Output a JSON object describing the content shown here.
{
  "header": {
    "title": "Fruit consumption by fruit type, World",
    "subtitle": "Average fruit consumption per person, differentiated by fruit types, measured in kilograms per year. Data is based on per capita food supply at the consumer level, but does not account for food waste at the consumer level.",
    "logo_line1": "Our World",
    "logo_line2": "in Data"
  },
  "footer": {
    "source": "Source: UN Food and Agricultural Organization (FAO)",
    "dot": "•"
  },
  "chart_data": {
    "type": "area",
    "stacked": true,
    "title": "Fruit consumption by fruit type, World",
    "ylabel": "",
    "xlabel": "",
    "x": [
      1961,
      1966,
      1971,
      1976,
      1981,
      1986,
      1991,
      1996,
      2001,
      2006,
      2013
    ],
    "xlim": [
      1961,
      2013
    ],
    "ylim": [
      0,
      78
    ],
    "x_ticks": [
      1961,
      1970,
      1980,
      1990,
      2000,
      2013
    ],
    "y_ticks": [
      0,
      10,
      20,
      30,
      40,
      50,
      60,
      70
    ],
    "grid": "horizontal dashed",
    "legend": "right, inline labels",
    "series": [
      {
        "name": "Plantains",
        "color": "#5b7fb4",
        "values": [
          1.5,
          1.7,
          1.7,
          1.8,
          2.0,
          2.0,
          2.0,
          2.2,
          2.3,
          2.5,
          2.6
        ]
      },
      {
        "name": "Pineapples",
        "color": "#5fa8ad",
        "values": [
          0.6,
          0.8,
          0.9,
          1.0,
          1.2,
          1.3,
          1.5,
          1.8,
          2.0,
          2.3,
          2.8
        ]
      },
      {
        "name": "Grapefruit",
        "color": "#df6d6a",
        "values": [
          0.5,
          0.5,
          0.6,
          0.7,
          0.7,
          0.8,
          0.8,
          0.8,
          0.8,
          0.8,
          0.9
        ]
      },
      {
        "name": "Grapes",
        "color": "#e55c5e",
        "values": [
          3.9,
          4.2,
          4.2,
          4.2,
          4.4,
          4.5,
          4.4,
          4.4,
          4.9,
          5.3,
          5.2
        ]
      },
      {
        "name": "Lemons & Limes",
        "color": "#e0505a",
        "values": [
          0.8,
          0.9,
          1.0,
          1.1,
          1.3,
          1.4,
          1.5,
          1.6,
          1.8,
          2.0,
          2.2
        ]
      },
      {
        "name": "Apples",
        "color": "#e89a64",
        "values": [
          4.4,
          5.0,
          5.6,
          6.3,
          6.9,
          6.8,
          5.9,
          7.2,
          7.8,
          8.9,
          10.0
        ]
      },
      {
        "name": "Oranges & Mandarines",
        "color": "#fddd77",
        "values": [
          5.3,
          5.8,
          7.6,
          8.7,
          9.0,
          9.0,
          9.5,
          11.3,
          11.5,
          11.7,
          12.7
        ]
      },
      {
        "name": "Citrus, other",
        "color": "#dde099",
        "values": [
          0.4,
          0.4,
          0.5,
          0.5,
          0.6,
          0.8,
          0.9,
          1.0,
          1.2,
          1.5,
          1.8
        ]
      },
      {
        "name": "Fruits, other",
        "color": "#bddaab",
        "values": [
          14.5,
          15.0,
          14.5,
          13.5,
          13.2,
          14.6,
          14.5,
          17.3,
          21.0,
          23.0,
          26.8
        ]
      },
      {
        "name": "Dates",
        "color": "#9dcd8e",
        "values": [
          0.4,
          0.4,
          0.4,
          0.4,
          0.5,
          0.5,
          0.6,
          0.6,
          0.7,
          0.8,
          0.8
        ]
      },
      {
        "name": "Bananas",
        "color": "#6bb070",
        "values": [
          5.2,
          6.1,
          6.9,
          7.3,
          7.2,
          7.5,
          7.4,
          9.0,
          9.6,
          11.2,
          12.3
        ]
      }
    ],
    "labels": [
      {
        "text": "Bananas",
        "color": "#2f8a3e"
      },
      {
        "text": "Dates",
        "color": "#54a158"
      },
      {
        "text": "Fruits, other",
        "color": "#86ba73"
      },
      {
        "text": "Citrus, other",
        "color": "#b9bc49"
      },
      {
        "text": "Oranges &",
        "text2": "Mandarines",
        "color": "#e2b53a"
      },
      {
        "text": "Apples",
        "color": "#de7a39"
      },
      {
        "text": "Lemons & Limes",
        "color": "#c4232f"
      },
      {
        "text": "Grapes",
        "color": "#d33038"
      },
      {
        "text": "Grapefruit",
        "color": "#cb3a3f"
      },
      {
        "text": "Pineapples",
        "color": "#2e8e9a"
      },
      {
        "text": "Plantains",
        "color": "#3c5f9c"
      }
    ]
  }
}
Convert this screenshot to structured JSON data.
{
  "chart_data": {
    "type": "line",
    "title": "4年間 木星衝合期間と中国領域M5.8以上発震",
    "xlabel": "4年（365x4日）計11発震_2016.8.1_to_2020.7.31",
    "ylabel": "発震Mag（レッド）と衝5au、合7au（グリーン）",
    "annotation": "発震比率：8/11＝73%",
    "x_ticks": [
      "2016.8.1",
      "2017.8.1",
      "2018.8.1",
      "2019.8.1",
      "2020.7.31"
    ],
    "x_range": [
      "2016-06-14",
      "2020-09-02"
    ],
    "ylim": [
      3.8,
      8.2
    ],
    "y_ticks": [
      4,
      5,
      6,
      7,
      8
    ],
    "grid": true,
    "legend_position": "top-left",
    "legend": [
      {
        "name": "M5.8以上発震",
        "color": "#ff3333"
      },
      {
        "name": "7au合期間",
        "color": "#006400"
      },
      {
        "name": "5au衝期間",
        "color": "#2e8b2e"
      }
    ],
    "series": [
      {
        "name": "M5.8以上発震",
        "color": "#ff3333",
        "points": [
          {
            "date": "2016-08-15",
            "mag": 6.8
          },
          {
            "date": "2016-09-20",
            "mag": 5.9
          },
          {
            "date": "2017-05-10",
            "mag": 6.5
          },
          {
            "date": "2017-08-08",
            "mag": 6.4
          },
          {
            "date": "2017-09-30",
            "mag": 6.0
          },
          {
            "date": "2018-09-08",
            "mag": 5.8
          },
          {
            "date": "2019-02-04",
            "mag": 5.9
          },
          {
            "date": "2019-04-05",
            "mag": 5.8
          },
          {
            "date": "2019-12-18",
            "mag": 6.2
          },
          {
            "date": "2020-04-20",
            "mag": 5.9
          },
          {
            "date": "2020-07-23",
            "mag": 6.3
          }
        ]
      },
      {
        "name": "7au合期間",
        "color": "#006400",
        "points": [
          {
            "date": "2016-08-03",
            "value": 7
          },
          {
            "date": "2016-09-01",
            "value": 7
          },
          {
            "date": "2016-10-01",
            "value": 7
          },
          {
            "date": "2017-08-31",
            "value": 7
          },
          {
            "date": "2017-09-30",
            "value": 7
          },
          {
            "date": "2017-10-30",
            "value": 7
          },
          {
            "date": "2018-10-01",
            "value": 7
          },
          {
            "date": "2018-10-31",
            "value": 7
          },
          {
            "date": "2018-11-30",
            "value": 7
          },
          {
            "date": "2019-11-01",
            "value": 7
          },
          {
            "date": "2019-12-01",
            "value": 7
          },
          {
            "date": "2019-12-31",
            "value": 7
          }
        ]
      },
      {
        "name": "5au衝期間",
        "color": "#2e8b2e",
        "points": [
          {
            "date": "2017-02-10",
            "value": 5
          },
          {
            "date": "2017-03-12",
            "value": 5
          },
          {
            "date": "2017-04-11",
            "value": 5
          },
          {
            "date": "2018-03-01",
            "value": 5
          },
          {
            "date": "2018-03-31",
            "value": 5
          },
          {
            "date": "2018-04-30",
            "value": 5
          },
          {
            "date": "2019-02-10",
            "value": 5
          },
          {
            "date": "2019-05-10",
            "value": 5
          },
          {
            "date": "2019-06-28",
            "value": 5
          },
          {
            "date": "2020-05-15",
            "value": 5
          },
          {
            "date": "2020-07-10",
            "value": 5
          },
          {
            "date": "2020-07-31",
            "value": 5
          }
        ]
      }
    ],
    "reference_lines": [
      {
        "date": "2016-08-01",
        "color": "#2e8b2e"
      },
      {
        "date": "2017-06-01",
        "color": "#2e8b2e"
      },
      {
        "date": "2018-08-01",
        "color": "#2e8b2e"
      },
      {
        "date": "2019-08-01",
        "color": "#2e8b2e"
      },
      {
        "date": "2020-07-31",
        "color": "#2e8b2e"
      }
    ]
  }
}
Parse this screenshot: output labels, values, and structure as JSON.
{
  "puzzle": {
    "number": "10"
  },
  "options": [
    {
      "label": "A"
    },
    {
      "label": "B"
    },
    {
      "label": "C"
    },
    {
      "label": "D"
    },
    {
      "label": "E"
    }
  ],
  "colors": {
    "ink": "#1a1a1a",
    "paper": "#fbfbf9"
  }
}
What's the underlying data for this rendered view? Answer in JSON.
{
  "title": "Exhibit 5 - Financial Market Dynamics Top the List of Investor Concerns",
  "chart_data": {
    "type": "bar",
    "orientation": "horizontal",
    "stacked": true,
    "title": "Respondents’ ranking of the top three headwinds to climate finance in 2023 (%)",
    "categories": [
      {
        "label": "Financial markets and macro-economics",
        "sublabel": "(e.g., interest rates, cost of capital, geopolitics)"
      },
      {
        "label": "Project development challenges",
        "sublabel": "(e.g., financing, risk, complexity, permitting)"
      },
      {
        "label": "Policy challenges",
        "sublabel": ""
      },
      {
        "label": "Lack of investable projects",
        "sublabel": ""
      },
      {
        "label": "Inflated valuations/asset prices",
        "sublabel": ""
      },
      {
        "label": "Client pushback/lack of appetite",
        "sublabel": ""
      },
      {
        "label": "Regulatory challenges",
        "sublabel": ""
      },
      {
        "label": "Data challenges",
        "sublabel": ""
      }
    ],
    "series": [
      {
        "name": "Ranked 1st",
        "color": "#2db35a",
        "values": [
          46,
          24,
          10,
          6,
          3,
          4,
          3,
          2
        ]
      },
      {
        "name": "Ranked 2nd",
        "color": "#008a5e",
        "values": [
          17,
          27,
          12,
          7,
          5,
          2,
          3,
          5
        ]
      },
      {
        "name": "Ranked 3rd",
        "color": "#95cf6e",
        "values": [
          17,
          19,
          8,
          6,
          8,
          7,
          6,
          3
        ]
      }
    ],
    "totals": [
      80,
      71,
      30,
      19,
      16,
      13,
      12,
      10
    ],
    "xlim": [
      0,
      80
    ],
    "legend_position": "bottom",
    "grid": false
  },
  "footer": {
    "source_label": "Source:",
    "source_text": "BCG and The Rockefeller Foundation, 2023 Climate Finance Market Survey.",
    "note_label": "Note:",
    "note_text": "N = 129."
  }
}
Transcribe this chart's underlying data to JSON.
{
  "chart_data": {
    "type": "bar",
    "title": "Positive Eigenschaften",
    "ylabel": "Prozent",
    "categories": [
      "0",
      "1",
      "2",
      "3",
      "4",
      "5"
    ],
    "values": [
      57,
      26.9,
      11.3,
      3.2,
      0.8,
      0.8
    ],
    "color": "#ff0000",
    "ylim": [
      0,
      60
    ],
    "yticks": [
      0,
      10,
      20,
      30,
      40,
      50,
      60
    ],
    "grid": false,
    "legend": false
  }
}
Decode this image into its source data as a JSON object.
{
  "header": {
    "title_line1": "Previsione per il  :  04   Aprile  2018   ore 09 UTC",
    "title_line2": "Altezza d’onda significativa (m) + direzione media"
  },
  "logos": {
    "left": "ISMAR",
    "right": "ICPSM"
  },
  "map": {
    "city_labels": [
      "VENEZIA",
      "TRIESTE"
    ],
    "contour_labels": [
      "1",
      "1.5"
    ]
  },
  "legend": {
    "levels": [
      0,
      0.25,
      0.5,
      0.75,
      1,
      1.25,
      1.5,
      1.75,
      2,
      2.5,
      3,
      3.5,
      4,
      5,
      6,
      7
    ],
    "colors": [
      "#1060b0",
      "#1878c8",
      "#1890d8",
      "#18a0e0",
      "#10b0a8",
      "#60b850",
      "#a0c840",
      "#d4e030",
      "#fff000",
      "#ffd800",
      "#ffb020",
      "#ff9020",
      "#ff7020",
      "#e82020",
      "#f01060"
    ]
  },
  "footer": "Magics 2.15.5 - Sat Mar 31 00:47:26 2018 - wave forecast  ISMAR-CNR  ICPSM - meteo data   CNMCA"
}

* * * * * * *

• [Written problem]
Search the records above for "ISMAR". Copy each line where it is found.

• [Task output]
    "left": "ISMAR",
  "footer": "Magics 2.15.5 - Sat Mar 31 00:47:26 2018 - wave forecast  ISMAR-CNR  ICPSM - meteo data   CNMCA"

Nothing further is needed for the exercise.